DIRECTIVE = Of the lines in the listing, how many include the string "中国股票质押可能引发被迫抛售"? Write the number and nothing else.

--*--

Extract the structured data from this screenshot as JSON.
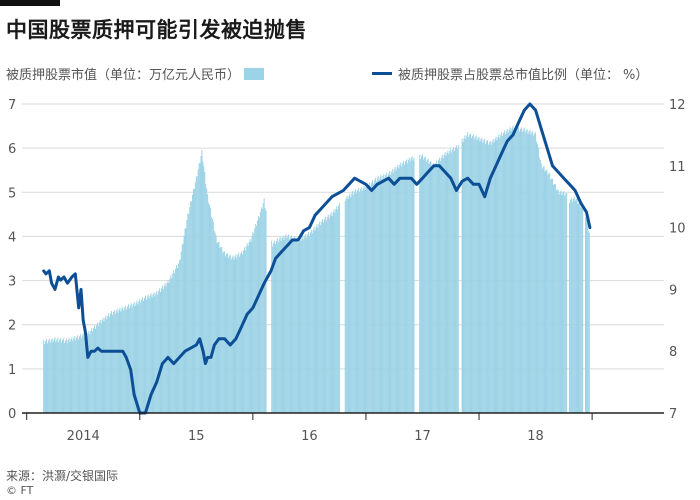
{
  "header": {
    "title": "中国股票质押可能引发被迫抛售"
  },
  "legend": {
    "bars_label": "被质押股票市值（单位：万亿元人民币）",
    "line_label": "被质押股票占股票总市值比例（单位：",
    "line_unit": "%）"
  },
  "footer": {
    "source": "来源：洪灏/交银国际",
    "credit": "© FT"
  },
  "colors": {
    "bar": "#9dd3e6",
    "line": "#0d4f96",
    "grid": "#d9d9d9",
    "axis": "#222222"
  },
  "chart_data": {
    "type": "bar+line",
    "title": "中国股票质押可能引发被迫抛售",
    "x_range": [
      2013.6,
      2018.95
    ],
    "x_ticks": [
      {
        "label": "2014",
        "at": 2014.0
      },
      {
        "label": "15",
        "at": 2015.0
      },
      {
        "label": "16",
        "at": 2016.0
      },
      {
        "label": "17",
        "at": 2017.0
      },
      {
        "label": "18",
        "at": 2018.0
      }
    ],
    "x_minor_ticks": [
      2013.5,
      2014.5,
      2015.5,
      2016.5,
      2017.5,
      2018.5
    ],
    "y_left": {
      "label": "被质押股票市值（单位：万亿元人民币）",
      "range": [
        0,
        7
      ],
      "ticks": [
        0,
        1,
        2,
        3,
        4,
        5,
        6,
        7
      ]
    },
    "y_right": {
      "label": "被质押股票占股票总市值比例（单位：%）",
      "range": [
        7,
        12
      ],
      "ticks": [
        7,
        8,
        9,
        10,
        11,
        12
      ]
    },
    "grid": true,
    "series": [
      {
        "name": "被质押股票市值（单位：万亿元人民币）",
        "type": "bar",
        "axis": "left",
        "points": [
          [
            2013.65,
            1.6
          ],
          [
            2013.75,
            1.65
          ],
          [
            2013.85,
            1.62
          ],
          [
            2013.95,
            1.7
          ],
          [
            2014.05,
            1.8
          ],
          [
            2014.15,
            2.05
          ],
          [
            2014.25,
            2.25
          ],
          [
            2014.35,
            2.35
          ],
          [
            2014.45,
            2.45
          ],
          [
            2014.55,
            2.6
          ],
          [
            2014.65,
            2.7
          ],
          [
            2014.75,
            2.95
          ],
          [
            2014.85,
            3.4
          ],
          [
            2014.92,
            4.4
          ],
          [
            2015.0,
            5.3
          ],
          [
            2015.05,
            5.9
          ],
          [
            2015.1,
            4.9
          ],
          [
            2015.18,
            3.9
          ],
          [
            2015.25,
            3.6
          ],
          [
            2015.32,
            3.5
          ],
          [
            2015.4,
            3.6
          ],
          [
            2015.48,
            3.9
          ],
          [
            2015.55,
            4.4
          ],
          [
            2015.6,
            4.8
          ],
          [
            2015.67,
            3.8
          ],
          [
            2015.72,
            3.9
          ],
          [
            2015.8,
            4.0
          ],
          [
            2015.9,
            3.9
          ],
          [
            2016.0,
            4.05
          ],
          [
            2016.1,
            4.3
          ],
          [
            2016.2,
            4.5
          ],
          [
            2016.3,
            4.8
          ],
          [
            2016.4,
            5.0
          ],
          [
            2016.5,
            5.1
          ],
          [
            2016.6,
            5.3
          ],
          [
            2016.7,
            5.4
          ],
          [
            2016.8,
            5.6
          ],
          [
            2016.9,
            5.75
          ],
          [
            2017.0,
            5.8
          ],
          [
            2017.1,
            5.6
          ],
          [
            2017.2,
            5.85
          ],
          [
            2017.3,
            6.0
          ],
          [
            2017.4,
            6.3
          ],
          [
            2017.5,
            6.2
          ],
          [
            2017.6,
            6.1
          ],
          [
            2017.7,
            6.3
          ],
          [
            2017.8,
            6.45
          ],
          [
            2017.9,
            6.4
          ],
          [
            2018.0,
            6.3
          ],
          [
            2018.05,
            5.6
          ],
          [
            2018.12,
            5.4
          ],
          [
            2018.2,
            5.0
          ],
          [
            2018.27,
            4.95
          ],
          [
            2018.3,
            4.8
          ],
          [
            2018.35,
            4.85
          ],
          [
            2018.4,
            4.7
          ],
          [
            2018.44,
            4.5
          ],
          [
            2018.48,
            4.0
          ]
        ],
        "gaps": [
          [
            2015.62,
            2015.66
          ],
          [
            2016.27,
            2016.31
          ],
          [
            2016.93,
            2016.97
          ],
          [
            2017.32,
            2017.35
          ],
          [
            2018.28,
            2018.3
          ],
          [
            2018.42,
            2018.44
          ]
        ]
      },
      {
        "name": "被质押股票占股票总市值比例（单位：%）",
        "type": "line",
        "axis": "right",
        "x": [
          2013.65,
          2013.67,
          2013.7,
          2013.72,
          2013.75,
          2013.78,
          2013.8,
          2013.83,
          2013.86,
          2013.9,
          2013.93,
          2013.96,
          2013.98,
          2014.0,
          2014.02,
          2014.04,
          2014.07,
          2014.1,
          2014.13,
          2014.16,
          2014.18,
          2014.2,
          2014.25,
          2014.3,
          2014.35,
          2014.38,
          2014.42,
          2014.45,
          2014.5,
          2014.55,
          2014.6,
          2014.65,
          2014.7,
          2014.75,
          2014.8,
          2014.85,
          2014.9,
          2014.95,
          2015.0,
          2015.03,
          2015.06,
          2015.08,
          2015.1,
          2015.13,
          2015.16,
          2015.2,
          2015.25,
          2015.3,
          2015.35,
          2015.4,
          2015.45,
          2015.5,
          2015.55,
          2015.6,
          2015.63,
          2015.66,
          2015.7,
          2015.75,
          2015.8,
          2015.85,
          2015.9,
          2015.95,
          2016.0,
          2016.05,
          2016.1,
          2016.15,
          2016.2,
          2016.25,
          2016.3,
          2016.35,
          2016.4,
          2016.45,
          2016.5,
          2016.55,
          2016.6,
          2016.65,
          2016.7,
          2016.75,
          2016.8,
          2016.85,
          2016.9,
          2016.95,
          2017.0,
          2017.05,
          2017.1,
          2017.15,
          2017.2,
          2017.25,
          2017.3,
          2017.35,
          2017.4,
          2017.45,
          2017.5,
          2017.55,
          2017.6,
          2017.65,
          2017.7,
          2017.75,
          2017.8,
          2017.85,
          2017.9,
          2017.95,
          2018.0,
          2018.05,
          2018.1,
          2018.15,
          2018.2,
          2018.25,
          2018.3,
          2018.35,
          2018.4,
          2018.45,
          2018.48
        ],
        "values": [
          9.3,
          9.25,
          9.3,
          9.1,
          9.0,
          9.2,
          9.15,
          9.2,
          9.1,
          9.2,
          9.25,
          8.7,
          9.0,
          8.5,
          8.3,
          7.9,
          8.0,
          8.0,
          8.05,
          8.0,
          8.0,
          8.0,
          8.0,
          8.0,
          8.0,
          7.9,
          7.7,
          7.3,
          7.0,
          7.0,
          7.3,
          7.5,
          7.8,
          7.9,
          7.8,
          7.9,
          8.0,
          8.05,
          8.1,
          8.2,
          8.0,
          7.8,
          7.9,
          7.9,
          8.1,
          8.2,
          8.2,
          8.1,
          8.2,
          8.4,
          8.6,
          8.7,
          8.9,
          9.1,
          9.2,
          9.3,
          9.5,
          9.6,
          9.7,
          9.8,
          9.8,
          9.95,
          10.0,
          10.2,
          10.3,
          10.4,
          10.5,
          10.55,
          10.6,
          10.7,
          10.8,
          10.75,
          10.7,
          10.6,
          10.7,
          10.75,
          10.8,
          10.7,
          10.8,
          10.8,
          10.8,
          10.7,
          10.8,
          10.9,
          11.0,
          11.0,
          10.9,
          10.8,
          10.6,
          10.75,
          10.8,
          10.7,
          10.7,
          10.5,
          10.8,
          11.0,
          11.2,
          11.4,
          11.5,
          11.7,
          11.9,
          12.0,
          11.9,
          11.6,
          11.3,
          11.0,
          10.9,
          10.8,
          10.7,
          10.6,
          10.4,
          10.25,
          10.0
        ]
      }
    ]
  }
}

--*--

WRITTEN RESPONSE = 2